Copy out every one of the rows below, keeping each line word for word and character for character.

_Records supplied_
---
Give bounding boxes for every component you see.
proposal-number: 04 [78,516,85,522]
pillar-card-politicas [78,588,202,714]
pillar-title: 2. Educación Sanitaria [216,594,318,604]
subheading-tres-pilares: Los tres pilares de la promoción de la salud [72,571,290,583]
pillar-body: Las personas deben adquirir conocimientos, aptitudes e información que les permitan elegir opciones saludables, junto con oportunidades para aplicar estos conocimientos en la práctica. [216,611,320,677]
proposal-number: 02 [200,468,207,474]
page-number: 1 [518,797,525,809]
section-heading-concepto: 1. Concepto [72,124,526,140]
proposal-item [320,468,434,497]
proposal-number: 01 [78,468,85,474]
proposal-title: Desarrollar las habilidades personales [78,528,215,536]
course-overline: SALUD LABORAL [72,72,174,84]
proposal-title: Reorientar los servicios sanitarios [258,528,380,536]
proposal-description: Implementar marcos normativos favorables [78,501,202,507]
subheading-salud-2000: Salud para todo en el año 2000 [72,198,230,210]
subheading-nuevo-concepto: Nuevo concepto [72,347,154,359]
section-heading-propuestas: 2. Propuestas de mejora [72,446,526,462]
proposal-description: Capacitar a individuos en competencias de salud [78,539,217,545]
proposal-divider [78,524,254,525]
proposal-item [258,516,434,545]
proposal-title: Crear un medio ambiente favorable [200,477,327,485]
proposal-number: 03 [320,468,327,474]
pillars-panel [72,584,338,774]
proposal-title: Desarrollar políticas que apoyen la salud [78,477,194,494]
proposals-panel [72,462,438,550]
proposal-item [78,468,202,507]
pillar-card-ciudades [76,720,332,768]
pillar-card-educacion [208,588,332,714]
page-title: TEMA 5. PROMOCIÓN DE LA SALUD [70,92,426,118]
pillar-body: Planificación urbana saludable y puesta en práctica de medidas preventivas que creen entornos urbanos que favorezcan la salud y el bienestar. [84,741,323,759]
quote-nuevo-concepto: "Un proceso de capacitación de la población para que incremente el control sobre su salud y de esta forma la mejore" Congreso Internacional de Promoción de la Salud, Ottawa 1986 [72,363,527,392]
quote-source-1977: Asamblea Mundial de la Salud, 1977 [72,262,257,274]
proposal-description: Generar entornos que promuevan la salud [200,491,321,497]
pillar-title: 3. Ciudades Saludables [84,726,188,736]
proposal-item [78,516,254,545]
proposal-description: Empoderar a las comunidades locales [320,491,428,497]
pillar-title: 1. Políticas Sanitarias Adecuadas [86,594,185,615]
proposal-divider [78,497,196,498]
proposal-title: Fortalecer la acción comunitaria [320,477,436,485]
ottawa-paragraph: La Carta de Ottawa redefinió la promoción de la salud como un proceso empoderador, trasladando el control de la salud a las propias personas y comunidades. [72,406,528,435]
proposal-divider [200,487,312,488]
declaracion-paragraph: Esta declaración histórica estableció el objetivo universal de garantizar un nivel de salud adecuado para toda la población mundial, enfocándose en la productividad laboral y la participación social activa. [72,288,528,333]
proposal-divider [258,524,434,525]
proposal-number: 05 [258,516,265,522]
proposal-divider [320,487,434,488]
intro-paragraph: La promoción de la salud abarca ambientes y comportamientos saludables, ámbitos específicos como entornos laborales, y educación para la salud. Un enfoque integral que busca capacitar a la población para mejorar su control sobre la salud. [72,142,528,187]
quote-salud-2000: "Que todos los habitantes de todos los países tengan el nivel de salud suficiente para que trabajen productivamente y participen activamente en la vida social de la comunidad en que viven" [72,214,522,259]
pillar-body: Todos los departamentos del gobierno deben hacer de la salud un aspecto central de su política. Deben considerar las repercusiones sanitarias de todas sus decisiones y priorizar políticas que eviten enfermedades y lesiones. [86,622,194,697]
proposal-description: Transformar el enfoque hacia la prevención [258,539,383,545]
---
_Answer for this exercise_
Give bounding boxes for every component you see.
proposal-number: 04 [78,516,85,522]
pillar-card-politicas [78,588,202,714]
pillar-title: 2. Educación Sanitaria [216,594,318,604]
subheading-tres-pilares: Los tres pilares de la promoción de la salud [72,571,290,583]
pillar-body: Las personas deben adquirir conocimientos, aptitudes e información que les permitan elegir opciones saludables, junto con oportunidades para aplicar estos conocimientos en la práctica. [216,611,320,677]
proposal-number: 02 [200,468,207,474]
page-number: 1 [518,797,525,809]
section-heading-concepto: 1. Concepto [72,124,526,140]
proposal-item [320,468,434,497]
proposal-number: 01 [78,468,85,474]
proposal-title: Desarrollar las habilidades personales [78,528,215,536]
course-overline: SALUD LABORAL [72,72,174,84]
proposal-title: Reorientar los servicios sanitarios [258,528,380,536]
proposal-description: Implementar marcos normativos favorables [78,501,202,507]
subheading-salud-2000: Salud para todo en el año 2000 [72,198,230,210]
subheading-nuevo-concepto: Nuevo concepto [72,347,154,359]
section-heading-propuestas: 2. Propuestas de mejora [72,446,526,462]
proposal-description: Capacitar a individuos en competencias de salud [78,539,217,545]
proposal-divider [78,524,254,525]
proposal-item [258,516,434,545]
proposal-title: Crear un medio ambiente favorable [200,477,327,485]
proposal-number: 03 [320,468,327,474]
pillars-panel [72,584,338,774]
proposal-title: Desarrollar políticas que apoyen la salud [78,477,194,494]
proposals-panel [72,462,438,550]
proposal-item [78,468,202,507]
pillar-card-ciudades [76,720,332,768]
pillar-card-educacion [208,588,332,714]
page-title: TEMA 5. PROMOCIÓN DE LA SALUD [70,92,426,118]
pillar-body: Planificación urbana saludable y puesta en práctica de medidas preventivas que creen entornos urbanos que favorezcan la salud y el bienestar. [84,741,323,759]
quote-nuevo-concepto: "Un proceso de capacitación de la población para que incremente el control sobre su salud y de esta forma la mejore" Congreso Internacional de Promoción de la Salud, Ottawa 1986 [72,363,527,392]
quote-source-1977: Asamblea Mundial de la Salud, 1977 [72,262,257,274]
proposal-description: Generar entornos que promuevan la salud [200,491,321,497]
pillar-title: 3. Ciudades Saludables [84,726,188,736]
proposal-item [78,516,254,545]
proposal-description: Empoderar a las comunidades locales [320,491,428,497]
pillar-title: 1. Políticas Sanitarias Adecuadas [86,594,185,615]
proposal-divider [78,497,196,498]
proposal-title: Fortalecer la acción comunitaria [320,477,436,485]
ottawa-paragraph: La Carta de Ottawa redefinió la promoción de la salud como un proceso empoderador, trasladando el control de la salud a las propias personas y comunidades. [72,406,528,435]
proposal-divider [200,487,312,488]
declaracion-paragraph: Esta declaración histórica estableció el objetivo universal de garantizar un nivel de salud adecuado para toda la población mundial, enfocándose en la productividad laboral y la participación social activa. [72,288,528,333]
proposal-divider [258,524,434,525]
proposal-number: 05 [258,516,265,522]
proposal-divider [320,487,434,488]
intro-paragraph: La promoción de la salud abarca ambientes y comportamientos saludables, ámbitos específicos como entornos laborales, y educación para la salud. Un enfoque integral que busca capacitar a la población para mejorar su control sobre la salud. [72,142,528,187]
quote-salud-2000: "Que todos los habitantes de todos los países tengan el nivel de salud suficiente para que trabajen productivamente y participen activamente en la vida social de la comunidad en que viven" [72,214,522,259]
pillar-body: Todos los departamentos del gobierno deben hacer de la salud un aspecto central de su política. Deben considerar las repercusiones sanitarias de todas sus decisiones y priorizar políticas que eviten enfermedades y lesiones. [86,622,194,697]
proposal-description: Transformar el enfoque hacia la prevención [258,539,383,545]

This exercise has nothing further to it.